* PROBLEM *
Omit all pictures. Copy the rest of the material exactly.

Saved entries:
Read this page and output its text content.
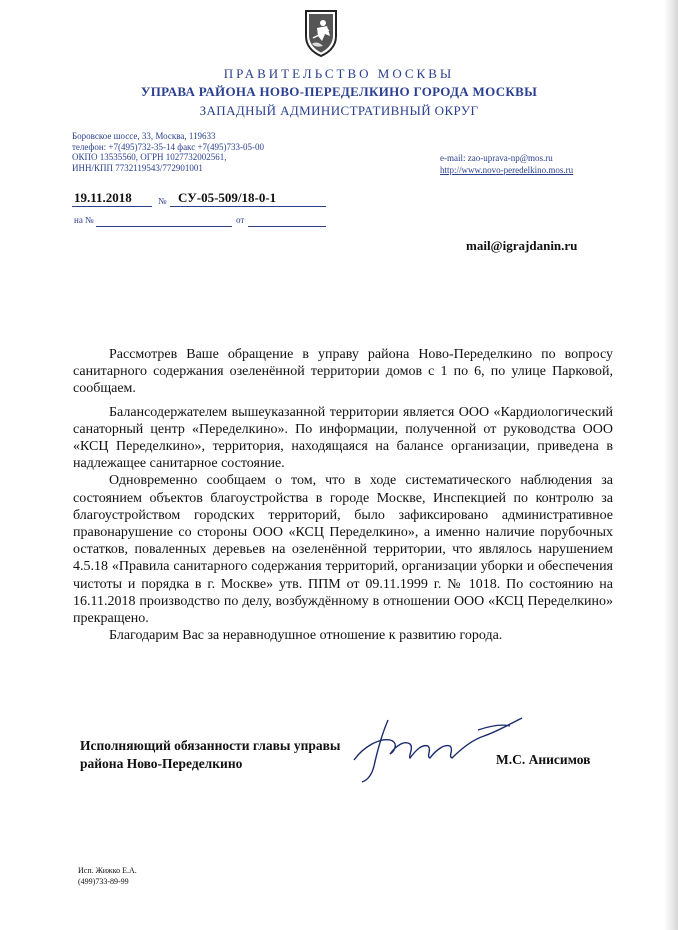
ПРАВИТЕЛЬСТВО МОСКВЫ
УПРАВА РАЙОНА НОВО-ПЕРЕДЕЛКИНО ГОРОДА МОСКВЫ
ЗАПАДНЫЙ АДМИНИСТРАТИВНЫЙ ОКРУГ
Боровское шоссе, 33, Москва, 119633
телефон: +7(495)732-35-14 факс +7(495)733-05-00
ОКПО 13535560, ОГРН 1027732002561,
ИНН/КПП 7732119543/772901001
e-mail: zao-uprava-np@mos.ru
http://www.novo-peredelkino.mos.ru
19.11.2018	№ СУ-05-509/18-0-1
на №	от
mail@igrajdanin.ru

Рассмотрев Ваше обращение в управу района Ново-Переделкино по вопросу санитарного содержания озеленённой территории домов с 1 по 6, по улице Парковой, сообщаем.

Балансодержателем вышеуказанной территории является ООО «Кардиологический санаторный центр «Переделкино». По информации, полученной от руководства ООО «КСЦ Переделкино», территория, находящаяся на балансе организации, приведена в надлежащее санитарное состояние.

Одновременно сообщаем о том, что в ходе систематического наблюдения за состоянием объектов благоустройства в городе Москве, Инспекцией по контролю за благоустройством городских территорий, было зафиксировано административное правонарушение со стороны ООО «КСЦ Переделкино», а именно наличие порубочных остатков, поваленных деревьев на озеленённой территории, что являлось нарушением 4.5.18 «Правила санитарного содержания территорий, организации уборки и обеспечения чистоты и порядка в г. Москве» утв. ППМ от 09.11.1999 г. № 1018. По состоянию на 16.11.2018 производство по делу, возбуждённому в отношении ООО «КСЦ Переделкино» прекращено.

Благодарим Вас за неравнодушное отношение к развитию города.

Исполняющий обязанности главы управы
района Ново-Переделкино	М.С. Анисимов
Исп. Жижко Е.А.
(499)733-89-99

* FINAL ANSWER *
Read this page and output its text content.
ПРАВИТЕЛЬСТВО МОСКВЫ
УПРАВА РАЙОНА НОВО-ПЕРЕДЕЛКИНО ГОРОДА МОСКВЫ
ЗАПАДНЫЙ АДМИНИСТРАТИВНЫЙ ОКРУГ
Боровское шоссе, 33, Москва, 119633
телефон: +7(495)732-35-14 факс +7(495)733-05-00
ОКПО 13535560, ОГРН 1027732002561,
ИНН/КПП 7732119543/772901001
e-mail: zao-uprava-np@mos.ru
http://www.novo-peredelkino.mos.ru
19.11.2018	№ СУ-05-509/18-0-1
на №	от
mail@igrajdanin.ru

Рассмотрев Ваше обращение в управу района Ново-Переделкино по вопросу санитарного содержания озеленённой территории домов с 1 по 6, по улице Парковой, сообщаем.

Балансодержателем вышеуказанной территории является ООО «Кардиологический санаторный центр «Переделкино». По информации, полученной от руководства ООО «КСЦ Переделкино», территория, находящаяся на балансе организации, приведена в надлежащее санитарное состояние.

Одновременно сообщаем о том, что в ходе систематического наблюдения за состоянием объектов благоустройства в городе Москве, Инспекцией по контролю за благоустройством городских территорий, было зафиксировано административное правонарушение со стороны ООО «КСЦ Переделкино», а именно наличие порубочных остатков, поваленных деревьев на озеленённой территории, что являлось нарушением 4.5.18 «Правила санитарного содержания территорий, организации уборки и обеспечения чистоты и порядка в г. Москве» утв. ППМ от 09.11.1999 г. № 1018. По состоянию на 16.11.2018 производство по делу, возбуждённому в отношении ООО «КСЦ Переделкино» прекращено.

Благодарим Вас за неравнодушное отношение к развитию города.

Исполняющий обязанности главы управы
района Ново-Переделкино	М.С. Анисимов
Исп. Жижко Е.А.
(499)733-89-99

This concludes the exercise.